* Extracted material *
################
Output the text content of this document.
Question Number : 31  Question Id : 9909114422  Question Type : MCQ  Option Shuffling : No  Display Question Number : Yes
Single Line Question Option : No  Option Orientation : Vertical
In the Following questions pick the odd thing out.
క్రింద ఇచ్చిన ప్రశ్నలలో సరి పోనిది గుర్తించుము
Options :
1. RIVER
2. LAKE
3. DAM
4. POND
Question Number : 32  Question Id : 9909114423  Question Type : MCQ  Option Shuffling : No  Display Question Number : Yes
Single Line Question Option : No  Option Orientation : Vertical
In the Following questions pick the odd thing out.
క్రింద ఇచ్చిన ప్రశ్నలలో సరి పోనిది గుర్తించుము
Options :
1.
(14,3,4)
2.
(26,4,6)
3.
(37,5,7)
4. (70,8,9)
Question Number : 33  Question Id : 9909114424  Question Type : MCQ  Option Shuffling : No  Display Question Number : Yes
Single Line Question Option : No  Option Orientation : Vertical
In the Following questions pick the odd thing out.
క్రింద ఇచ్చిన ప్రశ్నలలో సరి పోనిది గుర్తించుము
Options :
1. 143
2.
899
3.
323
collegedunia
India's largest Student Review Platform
################
* Aim *
Collect each line holding the string "Type".

* Written solution *
Question Number : 31  Question Id : 9909114422  Question Type : MCQ  Option Shuffling : No  Display Question Number : Yes
Question Number : 32  Question Id : 9909114423  Question Type : MCQ  Option Shuffling : No  Display Question Number : Yes
Question Number : 33  Question Id : 9909114424  Question Type : MCQ  Option Shuffling : No  Display Question Number : Yes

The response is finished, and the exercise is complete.